__DIRECTIVE__. In the material below, the lines containing the word "Services" are required; copy each of them.

__DATA RECORDS__.

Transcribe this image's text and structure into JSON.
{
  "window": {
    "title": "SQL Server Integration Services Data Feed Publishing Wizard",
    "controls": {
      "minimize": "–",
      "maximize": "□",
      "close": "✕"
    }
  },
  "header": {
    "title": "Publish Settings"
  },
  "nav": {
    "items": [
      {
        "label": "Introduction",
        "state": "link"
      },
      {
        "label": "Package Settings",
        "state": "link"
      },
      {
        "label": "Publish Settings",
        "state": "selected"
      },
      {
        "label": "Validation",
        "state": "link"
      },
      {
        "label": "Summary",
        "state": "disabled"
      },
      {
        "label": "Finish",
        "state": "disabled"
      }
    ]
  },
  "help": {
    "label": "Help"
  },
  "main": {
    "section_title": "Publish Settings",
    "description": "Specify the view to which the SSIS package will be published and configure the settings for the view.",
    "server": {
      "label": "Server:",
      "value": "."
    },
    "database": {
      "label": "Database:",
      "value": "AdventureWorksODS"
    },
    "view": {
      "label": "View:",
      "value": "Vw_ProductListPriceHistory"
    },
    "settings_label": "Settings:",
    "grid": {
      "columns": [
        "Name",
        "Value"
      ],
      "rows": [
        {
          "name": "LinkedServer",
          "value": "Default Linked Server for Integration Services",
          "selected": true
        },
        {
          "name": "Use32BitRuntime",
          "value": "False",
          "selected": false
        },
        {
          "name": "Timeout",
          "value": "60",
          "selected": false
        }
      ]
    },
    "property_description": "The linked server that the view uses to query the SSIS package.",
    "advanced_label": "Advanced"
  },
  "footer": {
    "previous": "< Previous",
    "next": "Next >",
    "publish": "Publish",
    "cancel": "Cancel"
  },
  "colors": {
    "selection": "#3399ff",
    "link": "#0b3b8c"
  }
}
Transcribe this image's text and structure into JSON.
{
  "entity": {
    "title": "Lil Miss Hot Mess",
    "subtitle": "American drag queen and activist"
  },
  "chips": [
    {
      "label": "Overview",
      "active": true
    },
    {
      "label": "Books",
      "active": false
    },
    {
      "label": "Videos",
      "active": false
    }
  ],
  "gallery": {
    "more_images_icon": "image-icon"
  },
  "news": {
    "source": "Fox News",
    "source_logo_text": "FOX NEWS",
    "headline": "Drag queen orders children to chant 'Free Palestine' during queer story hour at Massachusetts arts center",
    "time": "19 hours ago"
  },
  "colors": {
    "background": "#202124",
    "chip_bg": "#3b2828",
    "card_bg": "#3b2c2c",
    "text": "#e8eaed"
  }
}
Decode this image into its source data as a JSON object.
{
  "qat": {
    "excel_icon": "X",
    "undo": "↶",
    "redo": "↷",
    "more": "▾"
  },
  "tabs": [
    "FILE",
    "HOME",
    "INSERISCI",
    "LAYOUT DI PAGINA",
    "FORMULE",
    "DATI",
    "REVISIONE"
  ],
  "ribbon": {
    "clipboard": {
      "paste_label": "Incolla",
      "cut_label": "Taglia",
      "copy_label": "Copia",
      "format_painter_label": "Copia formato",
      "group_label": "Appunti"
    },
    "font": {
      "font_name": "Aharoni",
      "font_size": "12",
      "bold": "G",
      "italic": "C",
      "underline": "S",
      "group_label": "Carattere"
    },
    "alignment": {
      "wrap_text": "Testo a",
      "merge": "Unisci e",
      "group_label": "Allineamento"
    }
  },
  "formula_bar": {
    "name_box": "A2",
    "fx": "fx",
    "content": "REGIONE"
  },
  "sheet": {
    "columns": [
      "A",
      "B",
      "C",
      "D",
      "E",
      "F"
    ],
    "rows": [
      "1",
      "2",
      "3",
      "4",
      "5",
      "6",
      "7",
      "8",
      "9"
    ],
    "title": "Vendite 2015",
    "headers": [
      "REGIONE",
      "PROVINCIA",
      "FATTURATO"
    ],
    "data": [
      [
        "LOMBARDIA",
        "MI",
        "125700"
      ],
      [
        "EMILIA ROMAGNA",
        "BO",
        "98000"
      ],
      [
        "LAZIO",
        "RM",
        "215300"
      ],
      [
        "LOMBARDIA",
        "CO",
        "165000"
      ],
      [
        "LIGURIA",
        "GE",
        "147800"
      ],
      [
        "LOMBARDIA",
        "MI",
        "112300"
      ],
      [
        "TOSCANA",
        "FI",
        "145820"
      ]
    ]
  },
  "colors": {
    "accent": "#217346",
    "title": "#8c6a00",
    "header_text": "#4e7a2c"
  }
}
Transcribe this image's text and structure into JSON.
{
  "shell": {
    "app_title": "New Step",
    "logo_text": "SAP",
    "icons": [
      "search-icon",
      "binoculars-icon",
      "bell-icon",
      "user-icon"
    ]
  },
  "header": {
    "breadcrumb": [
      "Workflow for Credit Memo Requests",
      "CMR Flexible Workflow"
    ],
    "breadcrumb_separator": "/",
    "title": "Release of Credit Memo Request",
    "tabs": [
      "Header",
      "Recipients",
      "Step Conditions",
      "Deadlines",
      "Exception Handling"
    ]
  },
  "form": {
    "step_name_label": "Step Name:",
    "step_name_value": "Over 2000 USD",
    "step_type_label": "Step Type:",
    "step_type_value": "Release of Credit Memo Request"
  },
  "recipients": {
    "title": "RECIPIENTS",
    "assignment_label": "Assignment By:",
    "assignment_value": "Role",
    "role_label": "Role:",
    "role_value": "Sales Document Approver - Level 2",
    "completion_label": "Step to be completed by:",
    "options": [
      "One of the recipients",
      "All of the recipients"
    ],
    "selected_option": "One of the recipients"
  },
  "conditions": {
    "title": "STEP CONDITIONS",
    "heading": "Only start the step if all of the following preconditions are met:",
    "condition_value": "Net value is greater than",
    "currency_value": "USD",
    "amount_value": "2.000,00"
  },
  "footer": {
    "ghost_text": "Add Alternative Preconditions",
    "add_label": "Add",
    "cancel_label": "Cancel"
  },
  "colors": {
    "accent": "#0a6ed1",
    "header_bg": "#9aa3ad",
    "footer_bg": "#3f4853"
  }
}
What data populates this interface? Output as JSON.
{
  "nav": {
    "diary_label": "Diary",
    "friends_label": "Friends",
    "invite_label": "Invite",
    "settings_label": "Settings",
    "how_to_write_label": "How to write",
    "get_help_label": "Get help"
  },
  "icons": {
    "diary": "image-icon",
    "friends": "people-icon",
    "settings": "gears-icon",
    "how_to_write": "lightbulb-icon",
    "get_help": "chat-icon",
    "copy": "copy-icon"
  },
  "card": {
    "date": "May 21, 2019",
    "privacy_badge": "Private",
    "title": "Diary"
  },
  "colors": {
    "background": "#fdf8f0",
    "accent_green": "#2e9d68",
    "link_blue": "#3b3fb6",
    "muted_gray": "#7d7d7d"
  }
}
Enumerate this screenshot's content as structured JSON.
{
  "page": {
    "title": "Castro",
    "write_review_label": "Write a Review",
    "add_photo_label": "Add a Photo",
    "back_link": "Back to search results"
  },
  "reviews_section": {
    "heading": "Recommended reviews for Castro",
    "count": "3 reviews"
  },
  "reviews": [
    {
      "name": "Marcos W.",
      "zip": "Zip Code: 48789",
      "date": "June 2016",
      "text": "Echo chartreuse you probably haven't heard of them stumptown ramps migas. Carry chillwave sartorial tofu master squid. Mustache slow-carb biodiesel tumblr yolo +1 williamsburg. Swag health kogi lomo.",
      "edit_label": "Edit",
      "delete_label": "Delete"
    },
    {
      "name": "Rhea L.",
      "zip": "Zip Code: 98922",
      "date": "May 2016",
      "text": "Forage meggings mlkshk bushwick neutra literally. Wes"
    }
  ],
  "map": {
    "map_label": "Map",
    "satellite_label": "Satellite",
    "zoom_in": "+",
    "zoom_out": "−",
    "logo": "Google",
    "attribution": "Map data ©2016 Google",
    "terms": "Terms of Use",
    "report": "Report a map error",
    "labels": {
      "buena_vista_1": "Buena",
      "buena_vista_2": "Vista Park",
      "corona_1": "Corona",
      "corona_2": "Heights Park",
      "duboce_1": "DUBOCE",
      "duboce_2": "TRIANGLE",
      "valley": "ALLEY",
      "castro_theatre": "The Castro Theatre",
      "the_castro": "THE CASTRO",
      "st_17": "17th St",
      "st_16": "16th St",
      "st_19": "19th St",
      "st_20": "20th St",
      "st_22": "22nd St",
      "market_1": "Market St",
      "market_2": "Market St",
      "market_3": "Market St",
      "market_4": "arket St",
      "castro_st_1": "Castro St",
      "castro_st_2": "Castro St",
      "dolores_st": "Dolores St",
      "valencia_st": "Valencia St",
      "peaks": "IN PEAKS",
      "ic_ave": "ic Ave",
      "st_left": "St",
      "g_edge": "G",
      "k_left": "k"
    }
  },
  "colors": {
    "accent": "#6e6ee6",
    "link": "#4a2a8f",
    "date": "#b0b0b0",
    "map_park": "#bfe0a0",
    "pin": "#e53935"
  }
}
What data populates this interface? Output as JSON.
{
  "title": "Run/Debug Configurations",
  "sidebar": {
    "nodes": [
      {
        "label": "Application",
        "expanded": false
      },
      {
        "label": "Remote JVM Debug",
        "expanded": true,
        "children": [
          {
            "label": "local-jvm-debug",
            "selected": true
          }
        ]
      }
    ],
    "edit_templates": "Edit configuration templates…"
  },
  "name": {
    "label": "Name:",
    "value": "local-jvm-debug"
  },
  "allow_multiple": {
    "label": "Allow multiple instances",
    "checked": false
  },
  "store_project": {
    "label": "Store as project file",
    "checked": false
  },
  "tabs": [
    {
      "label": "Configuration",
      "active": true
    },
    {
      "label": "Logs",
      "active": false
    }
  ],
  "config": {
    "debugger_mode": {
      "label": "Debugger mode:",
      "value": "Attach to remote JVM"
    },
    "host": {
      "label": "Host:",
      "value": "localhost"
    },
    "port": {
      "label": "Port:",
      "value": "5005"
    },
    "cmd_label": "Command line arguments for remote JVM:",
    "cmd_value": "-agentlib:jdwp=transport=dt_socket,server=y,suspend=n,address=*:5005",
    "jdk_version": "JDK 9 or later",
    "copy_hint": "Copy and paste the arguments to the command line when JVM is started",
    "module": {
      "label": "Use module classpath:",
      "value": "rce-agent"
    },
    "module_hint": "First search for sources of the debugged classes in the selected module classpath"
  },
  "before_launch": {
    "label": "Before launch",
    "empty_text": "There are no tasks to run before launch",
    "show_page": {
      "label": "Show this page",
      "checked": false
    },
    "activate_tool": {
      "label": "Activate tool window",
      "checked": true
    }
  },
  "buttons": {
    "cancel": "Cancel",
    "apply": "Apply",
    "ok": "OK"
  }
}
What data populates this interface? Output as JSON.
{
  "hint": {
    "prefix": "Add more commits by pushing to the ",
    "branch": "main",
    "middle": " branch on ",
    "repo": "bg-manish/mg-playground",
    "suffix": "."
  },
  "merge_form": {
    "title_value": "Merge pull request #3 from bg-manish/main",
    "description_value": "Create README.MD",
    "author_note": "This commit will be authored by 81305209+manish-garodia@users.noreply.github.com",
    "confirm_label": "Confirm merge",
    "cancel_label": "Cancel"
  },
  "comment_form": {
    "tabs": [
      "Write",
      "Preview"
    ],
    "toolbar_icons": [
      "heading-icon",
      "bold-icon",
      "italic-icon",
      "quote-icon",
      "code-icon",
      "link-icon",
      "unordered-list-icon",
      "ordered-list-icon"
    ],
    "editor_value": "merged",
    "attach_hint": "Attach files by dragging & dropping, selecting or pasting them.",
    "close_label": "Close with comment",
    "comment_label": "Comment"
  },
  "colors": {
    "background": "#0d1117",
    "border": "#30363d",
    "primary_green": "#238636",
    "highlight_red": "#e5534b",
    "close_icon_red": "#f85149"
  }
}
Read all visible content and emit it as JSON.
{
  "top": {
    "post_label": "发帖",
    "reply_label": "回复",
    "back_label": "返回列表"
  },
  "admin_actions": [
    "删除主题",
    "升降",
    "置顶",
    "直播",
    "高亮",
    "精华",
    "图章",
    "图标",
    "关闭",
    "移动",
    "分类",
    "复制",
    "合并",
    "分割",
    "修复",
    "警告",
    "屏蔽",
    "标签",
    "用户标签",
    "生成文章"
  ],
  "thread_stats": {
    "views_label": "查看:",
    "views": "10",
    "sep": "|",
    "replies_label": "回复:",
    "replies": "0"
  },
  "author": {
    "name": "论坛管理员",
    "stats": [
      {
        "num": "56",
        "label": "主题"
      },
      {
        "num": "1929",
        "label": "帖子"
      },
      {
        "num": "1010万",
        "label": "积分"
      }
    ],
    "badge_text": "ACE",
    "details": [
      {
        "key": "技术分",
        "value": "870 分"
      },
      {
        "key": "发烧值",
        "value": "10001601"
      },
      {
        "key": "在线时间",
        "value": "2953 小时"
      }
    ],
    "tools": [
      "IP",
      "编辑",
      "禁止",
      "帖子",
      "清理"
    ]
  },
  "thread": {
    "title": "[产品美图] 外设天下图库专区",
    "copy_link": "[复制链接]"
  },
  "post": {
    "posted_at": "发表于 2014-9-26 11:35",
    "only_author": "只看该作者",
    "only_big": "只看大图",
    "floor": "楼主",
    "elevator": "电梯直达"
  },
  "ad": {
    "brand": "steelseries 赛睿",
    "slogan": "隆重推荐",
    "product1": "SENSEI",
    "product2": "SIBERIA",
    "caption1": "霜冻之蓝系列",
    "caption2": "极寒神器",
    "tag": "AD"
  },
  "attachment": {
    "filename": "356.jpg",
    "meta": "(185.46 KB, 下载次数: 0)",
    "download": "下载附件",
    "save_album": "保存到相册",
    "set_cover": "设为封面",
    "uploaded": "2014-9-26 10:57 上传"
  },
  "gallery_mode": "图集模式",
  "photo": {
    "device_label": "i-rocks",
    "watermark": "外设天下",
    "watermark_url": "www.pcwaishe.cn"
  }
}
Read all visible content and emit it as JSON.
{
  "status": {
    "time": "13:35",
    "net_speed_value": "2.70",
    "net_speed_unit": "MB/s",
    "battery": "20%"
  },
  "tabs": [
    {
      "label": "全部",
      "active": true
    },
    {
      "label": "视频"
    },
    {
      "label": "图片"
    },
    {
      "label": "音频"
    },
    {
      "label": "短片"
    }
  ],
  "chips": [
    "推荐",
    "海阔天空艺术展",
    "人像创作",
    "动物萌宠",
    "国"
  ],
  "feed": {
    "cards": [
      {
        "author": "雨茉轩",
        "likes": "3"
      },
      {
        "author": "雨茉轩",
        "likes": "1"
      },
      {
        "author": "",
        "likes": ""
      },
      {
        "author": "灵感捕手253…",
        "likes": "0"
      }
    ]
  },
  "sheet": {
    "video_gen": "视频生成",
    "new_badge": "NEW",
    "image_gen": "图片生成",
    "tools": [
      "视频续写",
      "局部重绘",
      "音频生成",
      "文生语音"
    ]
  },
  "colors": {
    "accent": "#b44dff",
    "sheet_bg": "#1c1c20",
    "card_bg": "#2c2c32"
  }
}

__IN RESPONSE__.
    "title": "SQL Server Integration Services Data Feed Publishing Wizard",
          "value": "Default Linked Server for Integration Services",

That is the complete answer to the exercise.